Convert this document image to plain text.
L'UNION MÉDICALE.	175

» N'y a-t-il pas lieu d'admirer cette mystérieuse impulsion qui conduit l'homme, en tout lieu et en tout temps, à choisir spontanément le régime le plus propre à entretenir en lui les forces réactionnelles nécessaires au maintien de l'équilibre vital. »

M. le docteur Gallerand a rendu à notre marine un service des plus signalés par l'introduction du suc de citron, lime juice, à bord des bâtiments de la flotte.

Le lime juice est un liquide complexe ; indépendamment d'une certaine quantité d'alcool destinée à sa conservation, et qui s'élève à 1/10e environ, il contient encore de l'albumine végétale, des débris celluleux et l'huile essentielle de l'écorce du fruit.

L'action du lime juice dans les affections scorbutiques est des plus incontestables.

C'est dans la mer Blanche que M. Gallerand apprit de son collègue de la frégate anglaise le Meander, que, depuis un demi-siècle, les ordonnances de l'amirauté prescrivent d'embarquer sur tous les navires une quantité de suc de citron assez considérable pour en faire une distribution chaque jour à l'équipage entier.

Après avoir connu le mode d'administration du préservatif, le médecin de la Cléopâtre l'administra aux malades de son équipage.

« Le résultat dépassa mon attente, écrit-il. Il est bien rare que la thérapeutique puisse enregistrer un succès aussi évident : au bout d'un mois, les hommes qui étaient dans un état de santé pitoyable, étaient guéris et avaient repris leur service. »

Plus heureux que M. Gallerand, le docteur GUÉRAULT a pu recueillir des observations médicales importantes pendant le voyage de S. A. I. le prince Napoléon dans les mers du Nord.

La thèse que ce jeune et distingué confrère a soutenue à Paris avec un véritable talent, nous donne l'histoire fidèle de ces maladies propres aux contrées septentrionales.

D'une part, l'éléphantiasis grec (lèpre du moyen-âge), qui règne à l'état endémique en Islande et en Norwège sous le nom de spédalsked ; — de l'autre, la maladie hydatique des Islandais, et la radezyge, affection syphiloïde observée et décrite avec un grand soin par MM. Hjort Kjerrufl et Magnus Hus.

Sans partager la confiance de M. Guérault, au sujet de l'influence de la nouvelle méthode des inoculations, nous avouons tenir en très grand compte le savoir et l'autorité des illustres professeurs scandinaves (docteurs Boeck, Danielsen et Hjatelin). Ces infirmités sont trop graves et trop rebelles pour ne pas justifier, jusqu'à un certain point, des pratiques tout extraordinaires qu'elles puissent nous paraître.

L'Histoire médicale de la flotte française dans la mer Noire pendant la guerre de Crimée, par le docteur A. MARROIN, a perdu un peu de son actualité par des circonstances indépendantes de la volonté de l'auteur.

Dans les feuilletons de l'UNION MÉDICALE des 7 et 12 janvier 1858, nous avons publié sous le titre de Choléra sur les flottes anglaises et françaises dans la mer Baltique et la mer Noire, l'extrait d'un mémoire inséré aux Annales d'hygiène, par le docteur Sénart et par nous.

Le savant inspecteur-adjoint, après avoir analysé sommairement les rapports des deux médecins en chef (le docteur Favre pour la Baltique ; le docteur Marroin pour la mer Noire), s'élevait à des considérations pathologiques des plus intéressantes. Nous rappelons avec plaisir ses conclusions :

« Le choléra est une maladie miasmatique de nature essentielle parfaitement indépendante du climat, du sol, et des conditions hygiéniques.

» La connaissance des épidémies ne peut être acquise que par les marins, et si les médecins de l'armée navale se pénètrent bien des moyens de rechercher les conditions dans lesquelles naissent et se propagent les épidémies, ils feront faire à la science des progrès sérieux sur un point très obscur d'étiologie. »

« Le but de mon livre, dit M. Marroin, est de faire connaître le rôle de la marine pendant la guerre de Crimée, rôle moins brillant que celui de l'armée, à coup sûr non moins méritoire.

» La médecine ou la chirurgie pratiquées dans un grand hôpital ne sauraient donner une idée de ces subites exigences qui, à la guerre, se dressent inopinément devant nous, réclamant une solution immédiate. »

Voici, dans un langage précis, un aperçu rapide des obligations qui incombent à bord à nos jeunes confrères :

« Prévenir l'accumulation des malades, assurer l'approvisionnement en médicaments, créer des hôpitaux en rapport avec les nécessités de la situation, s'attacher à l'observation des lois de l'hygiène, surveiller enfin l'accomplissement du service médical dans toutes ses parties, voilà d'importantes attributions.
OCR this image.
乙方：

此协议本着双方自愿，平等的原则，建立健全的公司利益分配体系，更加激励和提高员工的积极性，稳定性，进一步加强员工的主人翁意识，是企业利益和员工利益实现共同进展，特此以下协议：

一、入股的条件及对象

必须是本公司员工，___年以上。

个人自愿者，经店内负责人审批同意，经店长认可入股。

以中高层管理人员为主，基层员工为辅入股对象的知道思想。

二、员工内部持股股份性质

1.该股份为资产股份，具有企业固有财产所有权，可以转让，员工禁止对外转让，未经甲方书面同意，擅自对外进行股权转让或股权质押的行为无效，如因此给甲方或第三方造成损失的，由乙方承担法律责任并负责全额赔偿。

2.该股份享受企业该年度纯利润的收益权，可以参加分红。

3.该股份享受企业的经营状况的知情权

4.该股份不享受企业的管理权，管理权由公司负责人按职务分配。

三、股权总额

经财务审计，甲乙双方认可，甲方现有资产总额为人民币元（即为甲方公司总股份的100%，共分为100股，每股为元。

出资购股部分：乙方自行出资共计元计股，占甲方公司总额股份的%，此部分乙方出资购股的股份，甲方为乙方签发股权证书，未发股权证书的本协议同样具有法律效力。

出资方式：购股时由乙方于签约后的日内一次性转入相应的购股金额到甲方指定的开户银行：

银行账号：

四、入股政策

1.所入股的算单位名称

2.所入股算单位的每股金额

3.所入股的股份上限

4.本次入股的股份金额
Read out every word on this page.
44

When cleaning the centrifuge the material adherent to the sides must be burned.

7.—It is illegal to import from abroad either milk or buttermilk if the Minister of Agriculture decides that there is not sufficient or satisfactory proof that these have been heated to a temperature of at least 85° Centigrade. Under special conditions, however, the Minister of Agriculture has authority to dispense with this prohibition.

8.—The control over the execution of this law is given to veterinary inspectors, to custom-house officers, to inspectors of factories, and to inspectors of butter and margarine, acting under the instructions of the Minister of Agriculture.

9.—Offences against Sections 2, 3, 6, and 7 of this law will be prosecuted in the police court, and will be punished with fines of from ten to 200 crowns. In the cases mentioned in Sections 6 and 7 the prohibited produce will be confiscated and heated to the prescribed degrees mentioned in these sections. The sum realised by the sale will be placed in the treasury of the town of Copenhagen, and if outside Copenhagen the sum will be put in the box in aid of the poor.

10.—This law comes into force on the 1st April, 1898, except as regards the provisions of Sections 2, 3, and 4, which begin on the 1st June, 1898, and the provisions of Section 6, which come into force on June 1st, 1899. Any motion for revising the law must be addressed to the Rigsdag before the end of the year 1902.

□ □ □ □ □ □ □

● WHAT IS ASKED: Reproduce each entry word for word.

● OUTPUT OF THE TASK:
Convert this document image to plain text.
L'UNION MÉDICALE.	175

» N'y a-t-il pas lieu d'admirer cette mystérieuse impulsion qui conduit l'homme, en tout lieu et en tout temps, à choisir spontanément le régime le plus propre à entretenir en lui les forces réactionnelles nécessaires au maintien de l'équilibre vital. »

M. le docteur Gallerand a rendu à notre marine un service des plus signalés par l'introduction du suc de citron, lime juice, à bord des bâtiments de la flotte.

Le lime juice est un liquide complexe ; indépendamment d'une certaine quantité d'alcool destinée à sa conservation, et qui s'élève à 1/10e environ, il contient encore de l'albumine végétale, des débris celluleux et l'huile essentielle de l'écorce du fruit.

L'action du lime juice dans les affections scorbutiques est des plus incontestables.

C'est dans la mer Blanche que M. Gallerand apprit de son collègue de la frégate anglaise le Meander, que, depuis un demi-siècle, les ordonnances de l'amirauté prescrivent d'embarquer sur tous les navires une quantité de suc de citron assez considérable pour en faire une distribution chaque jour à l'équipage entier.

Après avoir connu le mode d'administration du préservatif, le médecin de la Cléopâtre l'administra aux malades de son équipage.

« Le résultat dépassa mon attente, écrit-il. Il est bien rare que la thérapeutique puisse enregistrer un succès aussi évident : au bout d'un mois, les hommes qui étaient dans un état de santé pitoyable, étaient guéris et avaient repris leur service. »

Plus heureux que M. Gallerand, le docteur GUÉRAULT a pu recueillir des observations médicales importantes pendant le voyage de S. A. I. le prince Napoléon dans les mers du Nord.

La thèse que ce jeune et distingué confrère a soutenue à Paris avec un véritable talent, nous donne l'histoire fidèle de ces maladies propres aux contrées septentrionales.

D'une part, l'éléphantiasis grec (lèpre du moyen-âge), qui règne à l'état endémique en Islande et en Norwège sous le nom de spédalsked ; — de l'autre, la maladie hydatique des Islandais, et la radezyge, affection syphiloïde observée et décrite avec un grand soin par MM. Hjort Kjerrufl et Magnus Hus.

Sans partager la confiance de M. Guérault, au sujet de l'influence de la nouvelle méthode des inoculations, nous avouons tenir en très grand compte le savoir et l'autorité des illustres professeurs scandinaves (docteurs Boeck, Danielsen et Hjatelin). Ces infirmités sont trop graves et trop rebelles pour ne pas justifier, jusqu'à un certain point, des pratiques tout extraordinaires qu'elles puissent nous paraître.

L'Histoire médicale de la flotte française dans la mer Noire pendant la guerre de Crimée, par le docteur A. MARROIN, a perdu un peu de son actualité par des circonstances indépendantes de la volonté de l'auteur.

Dans les feuilletons de l'UNION MÉDICALE des 7 et 12 janvier 1858, nous avons publié sous le titre de Choléra sur les flottes anglaises et françaises dans la mer Baltique et la mer Noire, l'extrait d'un mémoire inséré aux Annales d'hygiène, par le docteur Sénart et par nous.

Le savant inspecteur-adjoint, après avoir analysé sommairement les rapports des deux médecins en chef (le docteur Favre pour la Baltique ; le docteur Marroin pour la mer Noire), s'élevait à des considérations pathologiques des plus intéressantes. Nous rappelons avec plaisir ses conclusions :

« Le choléra est une maladie miasmatique de nature essentielle parfaitement indépendante du climat, du sol, et des conditions hygiéniques.

» La connaissance des épidémies ne peut être acquise que par les marins, et si les médecins de l'armée navale se pénètrent bien des moyens de rechercher les conditions dans lesquelles naissent et se propagent les épidémies, ils feront faire à la science des progrès sérieux sur un point très obscur d'étiologie. »

« Le but de mon livre, dit M. Marroin, est de faire connaître le rôle de la marine pendant la guerre de Crimée, rôle moins brillant que celui de l'armée, à coup sûr non moins méritoire.

» La médecine ou la chirurgie pratiquées dans un grand hôpital ne sauraient donner une idée de ces subites exigences qui, à la guerre, se dressent inopinément devant nous, réclamant une solution immédiate. »

Voici, dans un langage précis, un aperçu rapide des obligations qui incombent à bord à nos jeunes confrères :

« Prévenir l'accumulation des malades, assurer l'approvisionnement en médicaments, créer des hôpitaux en rapport avec les nécessités de la situation, s'attacher à l'observation des lois de l'hygiène, surveiller enfin l'accomplissement du service médical dans toutes ses parties, voilà d'importantes attributions.
OCR this image.
乙方：

此协议本着双方自愿，平等的原则，建立健全的公司利益分配体系，更加激励和提高员工的积极性，稳定性，进一步加强员工的主人翁意识，是企业利益和员工利益实现共同进展，特此以下协议：

一、入股的条件及对象

必须是本公司员工，___年以上。

个人自愿者，经店内负责人审批同意，经店长认可入股。

以中高层管理人员为主，基层员工为辅入股对象的知道思想。

二、员工内部持股股份性质

1.该股份为资产股份，具有企业固有财产所有权，可以转让，员工禁止对外转让，未经甲方书面同意，擅自对外进行股权转让或股权质押的行为无效，如因此给甲方或第三方造成损失的，由乙方承担法律责任并负责全额赔偿。

2.该股份享受企业该年度纯利润的收益权，可以参加分红。

3.该股份享受企业的经营状况的知情权

4.该股份不享受企业的管理权，管理权由公司负责人按职务分配。

三、股权总额

经财务审计，甲乙双方认可，甲方现有资产总额为人民币元（即为甲方公司总股份的100%，共分为100股，每股为元。

出资购股部分：乙方自行出资共计元计股，占甲方公司总额股份的%，此部分乙方出资购股的股份，甲方为乙方签发股权证书，未发股权证书的本协议同样具有法律效力。

出资方式：购股时由乙方于签约后的日内一次性转入相应的购股金额到甲方指定的开户银行：

银行账号：

四、入股政策

1.所入股的算单位名称

2.所入股算单位的每股金额

3.所入股的股份上限

4.本次入股的股份金额
Read out every word on this page.
44

When cleaning the centrifuge the material adherent to the sides must be burned.

7.—It is illegal to import from abroad either milk or buttermilk if the Minister of Agriculture decides that there is not sufficient or satisfactory proof that these have been heated to a temperature of at least 85° Centigrade. Under special conditions, however, the Minister of Agriculture has authority to dispense with this prohibition.

8.—The control over the execution of this law is given to veterinary inspectors, to custom-house officers, to inspectors of factories, and to inspectors of butter and margarine, acting under the instructions of the Minister of Agriculture.

9.—Offences against Sections 2, 3, 6, and 7 of this law will be prosecuted in the police court, and will be punished with fines of from ten to 200 crowns. In the cases mentioned in Sections 6 and 7 the prohibited produce will be confiscated and heated to the prescribed degrees mentioned in these sections. The sum realised by the sale will be placed in the treasury of the town of Copenhagen, and if outside Copenhagen the sum will be put in the box in aid of the poor.

10.—This law comes into force on the 1st April, 1898, except as regards the provisions of Sections 2, 3, and 4, which begin on the 1st June, 1898, and the provisions of Section 6, which come into force on June 1st, 1899. Any motion for revising the law must be addressed to the Rigsdag before the end of the year 1902.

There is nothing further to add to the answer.